* [What to work on]:
Set down each record below precisely, skipping the pictures.
^^^^^^^^
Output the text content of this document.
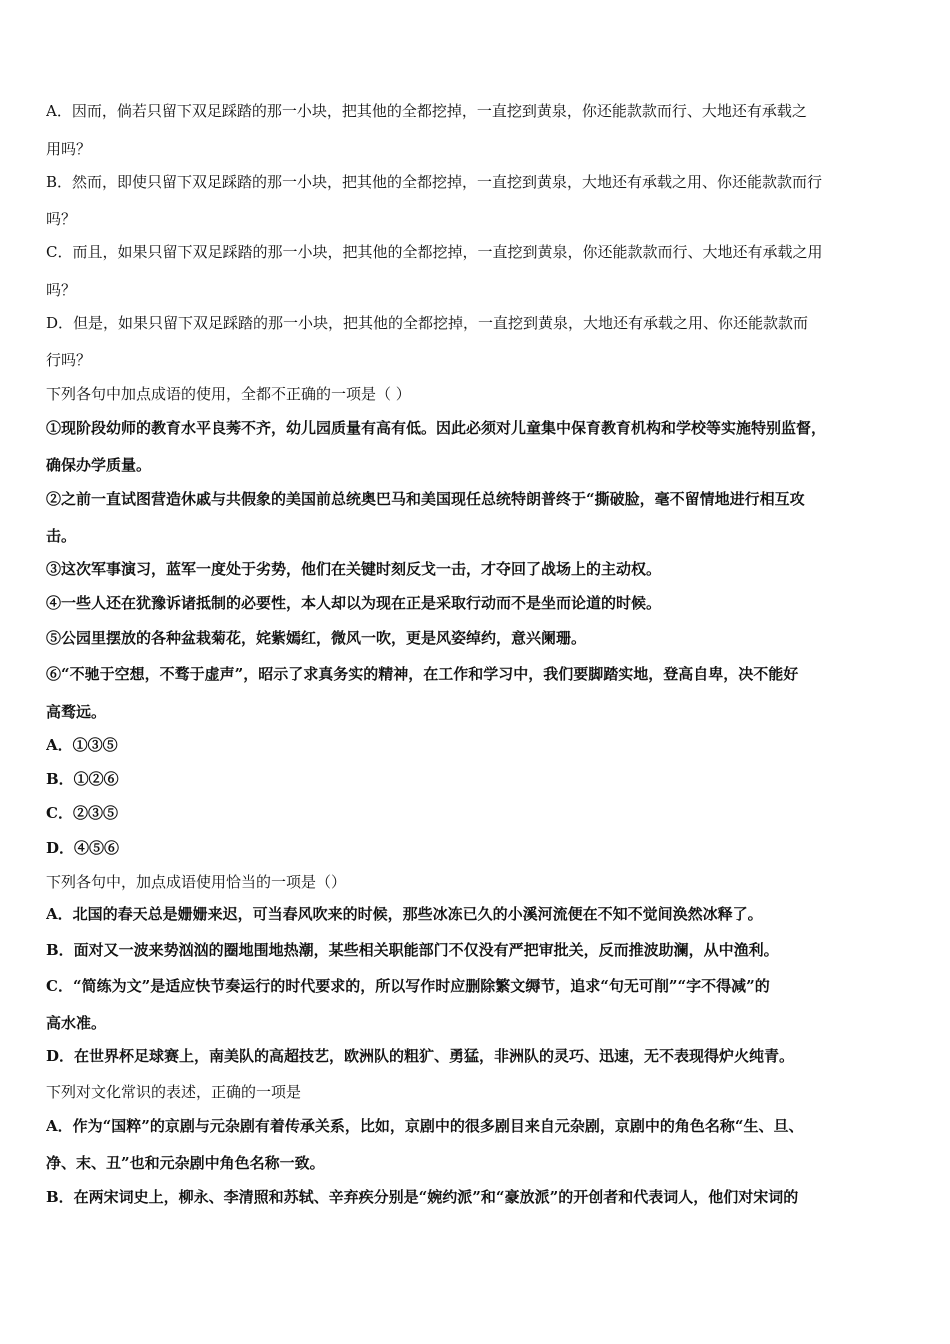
A．因而，倘若只留下双足踩踏的那一小块，把其他的全都挖掉，一直挖到黄泉，你还能款款而行、大地还有承载之
用吗？
B．然而，即使只留下双足踩踏的那一小块，把其他的全都挖掉，一直挖到黄泉，大地还有承载之用、你还能款款而行
吗？
C．而且，如果只留下双足踩踏的那一小块，把其他的全都挖掉，一直挖到黄泉，你还能款款而行、大地还有承载之用
吗？
D．但是，如果只留下双足踩踏的那一小块，把其他的全都挖掉，一直挖到黄泉，大地还有承载之用、你还能款款而
行吗？
下列各句中加点成语的使用，全都不正确的一项是（ ）
①现阶段幼师的教育水平良莠不齐，幼儿园质量有高有低。因此必须对儿童集中保育教育机构和学校等实施特别监督，
确保办学质量。
②之前一直试图营造休戚与共假象的美国前总统奥巴马和美国现任总统特朗普终于“撕破脸，毫不留情地进行相互攻
击。
③这次军事演习，蓝军一度处于劣势，他们在关键时刻反戈一击，才夺回了战场上的主动权。
④一些人还在犹豫诉诸抵制的必要性，本人却以为现在正是采取行动而不是坐而论道的时候。
⑤公园里摆放的各种盆栽菊花，姹紫嫣红，微风一吹，更是风姿绰约，意兴阑珊。
⑥“不驰于空想，不骛于虚声”，昭示了求真务实的精神，在工作和学习中，我们要脚踏实地，登高自卑，决不能好
高骛远。
A．①③⑤
B．①②⑥
C．②③⑤
D．④⑤⑥
下列各句中，加点成语使用恰当的一项是（）
A．北国的春天总是姗姗来迟，可当春风吹来的时候，那些冰冻已久的小溪河流便在不知不觉间涣然冰释了。
B．面对又一波来势汹汹的圈地围地热潮，某些相关职能部门不仅没有严把审批关，反而推波助澜，从中渔利。
C．“简练为文”是适应快节奏运行的时代要求的，所以写作时应删除繁文缛节，追求“句无可削”“字不得减”的
高水准。
D．在世界杯足球赛上，南美队的高超技艺，欧洲队的粗犷、勇猛，非洲队的灵巧、迅速，无不表现得炉火纯青。
下列对文化常识的表述，正确的一项是
A．作为“国粹”的京剧与元杂剧有着传承关系，比如，京剧中的很多剧目来自元杂剧，京剧中的角色名称“生、旦、
净、末、丑”也和元杂剧中角色名称一致。
B．在两宋词史上，柳永、李清照和苏轼、辛弃疾分别是“婉约派”和“豪放派”的开创者和代表词人，他们对宋词的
^^^^^^^^
* [Written response]:
Output the text content of this document.
A．因而，倘若只留下双足踩踏的那一小块，把其他的全都挖掉，一直挖到黄泉，你还能款款而行、大地还有承载之
用吗？
B．然而，即使只留下双足踩踏的那一小块，把其他的全都挖掉，一直挖到黄泉，大地还有承载之用、你还能款款而行
吗？
C．而且，如果只留下双足踩踏的那一小块，把其他的全都挖掉，一直挖到黄泉，你还能款款而行、大地还有承载之用
吗？
D．但是，如果只留下双足踩踏的那一小块，把其他的全都挖掉，一直挖到黄泉，大地还有承载之用、你还能款款而
行吗？
下列各句中加点成语的使用，全都不正确的一项是（ ）
①现阶段幼师的教育水平良莠不齐，幼儿园质量有高有低。因此必须对儿童集中保育教育机构和学校等实施特别监督，
确保办学质量。
②之前一直试图营造休戚与共假象的美国前总统奥巴马和美国现任总统特朗普终于“撕破脸，毫不留情地进行相互攻
击。
③这次军事演习，蓝军一度处于劣势，他们在关键时刻反戈一击，才夺回了战场上的主动权。
④一些人还在犹豫诉诸抵制的必要性，本人却以为现在正是采取行动而不是坐而论道的时候。
⑤公园里摆放的各种盆栽菊花，姹紫嫣红，微风一吹，更是风姿绰约，意兴阑珊。
⑥“不驰于空想，不骛于虚声”，昭示了求真务实的精神，在工作和学习中，我们要脚踏实地，登高自卑，决不能好
高骛远。
A．①③⑤
B．①②⑥
C．②③⑤
D．④⑤⑥
下列各句中，加点成语使用恰当的一项是（）
A．北国的春天总是姗姗来迟，可当春风吹来的时候，那些冰冻已久的小溪河流便在不知不觉间涣然冰释了。
B．面对又一波来势汹汹的圈地围地热潮，某些相关职能部门不仅没有严把审批关，反而推波助澜，从中渔利。
C．“简练为文”是适应快节奏运行的时代要求的，所以写作时应删除繁文缛节，追求“句无可削”“字不得减”的
高水准。
D．在世界杯足球赛上，南美队的高超技艺，欧洲队的粗犷、勇猛，非洲队的灵巧、迅速，无不表现得炉火纯青。
下列对文化常识的表述，正确的一项是
A．作为“国粹”的京剧与元杂剧有着传承关系，比如，京剧中的很多剧目来自元杂剧，京剧中的角色名称“生、旦、
净、末、丑”也和元杂剧中角色名称一致。
B．在两宋词史上，柳永、李清照和苏轼、辛弃疾分别是“婉约派”和“豪放派”的开创者和代表词人，他们对宋词的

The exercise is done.